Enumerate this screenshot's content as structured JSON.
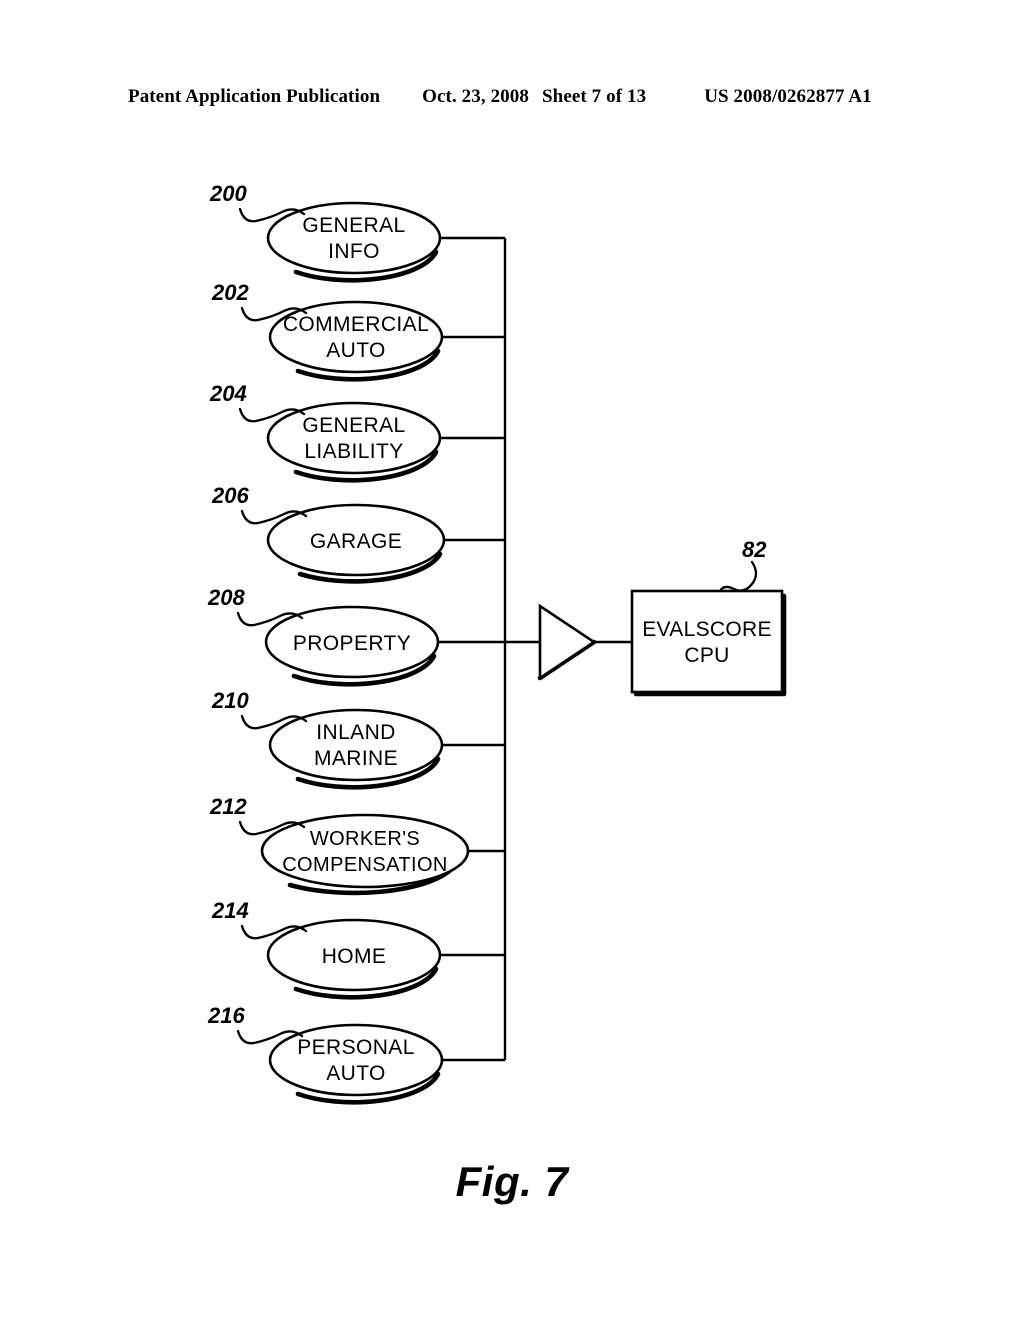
{
  "header": {
    "publication": "Patent Application Publication",
    "date": "Oct. 23, 2008",
    "sheet": "Sheet 7 of 13",
    "patent_number": "US 2008/0262877 A1"
  },
  "figure": {
    "caption": "Fig. 7",
    "nodes": [
      {
        "ref": "200",
        "label_line1": "GENERAL",
        "label_line2": "INFO"
      },
      {
        "ref": "202",
        "label_line1": "COMMERCIAL",
        "label_line2": "AUTO"
      },
      {
        "ref": "204",
        "label_line1": "GENERAL",
        "label_line2": "LIABILITY"
      },
      {
        "ref": "206",
        "label_line1": "GARAGE",
        "label_line2": ""
      },
      {
        "ref": "208",
        "label_line1": "PROPERTY",
        "label_line2": ""
      },
      {
        "ref": "210",
        "label_line1": "INLAND",
        "label_line2": "MARINE"
      },
      {
        "ref": "212",
        "label_line1": "WORKER'S",
        "label_line2": "COMPENSATION"
      },
      {
        "ref": "214",
        "label_line1": "HOME",
        "label_line2": ""
      },
      {
        "ref": "216",
        "label_line1": "PERSONAL",
        "label_line2": "AUTO"
      }
    ],
    "cpu": {
      "ref": "82",
      "label_line1": "EVALSCORE",
      "label_line2": "CPU"
    },
    "colors": {
      "ink": "#000000",
      "paper": "#ffffff"
    }
  }
}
=-=-=
Problem statement: Output each line exactly; omit every picture.

Output of the exercise:
Enumerate this screenshot's content as structured JSON.
{
  "header": {
    "publication": "Patent Application Publication",
    "date": "Oct. 23, 2008",
    "sheet": "Sheet 7 of 13",
    "patent_number": "US 2008/0262877 A1"
  },
  "figure": {
    "caption": "Fig. 7",
    "nodes": [
      {
        "ref": "200",
        "label_line1": "GENERAL",
        "label_line2": "INFO"
      },
      {
        "ref": "202",
        "label_line1": "COMMERCIAL",
        "label_line2": "AUTO"
      },
      {
        "ref": "204",
        "label_line1": "GENERAL",
        "label_line2": "LIABILITY"
      },
      {
        "ref": "206",
        "label_line1": "GARAGE",
        "label_line2": ""
      },
      {
        "ref": "208",
        "label_line1": "PROPERTY",
        "label_line2": ""
      },
      {
        "ref": "210",
        "label_line1": "INLAND",
        "label_line2": "MARINE"
      },
      {
        "ref": "212",
        "label_line1": "WORKER'S",
        "label_line2": "COMPENSATION"
      },
      {
        "ref": "214",
        "label_line1": "HOME",
        "label_line2": ""
      },
      {
        "ref": "216",
        "label_line1": "PERSONAL",
        "label_line2": "AUTO"
      }
    ],
    "cpu": {
      "ref": "82",
      "label_line1": "EVALSCORE",
      "label_line2": "CPU"
    },
    "colors": {
      "ink": "#000000",
      "paper": "#ffffff"
    }
  }
}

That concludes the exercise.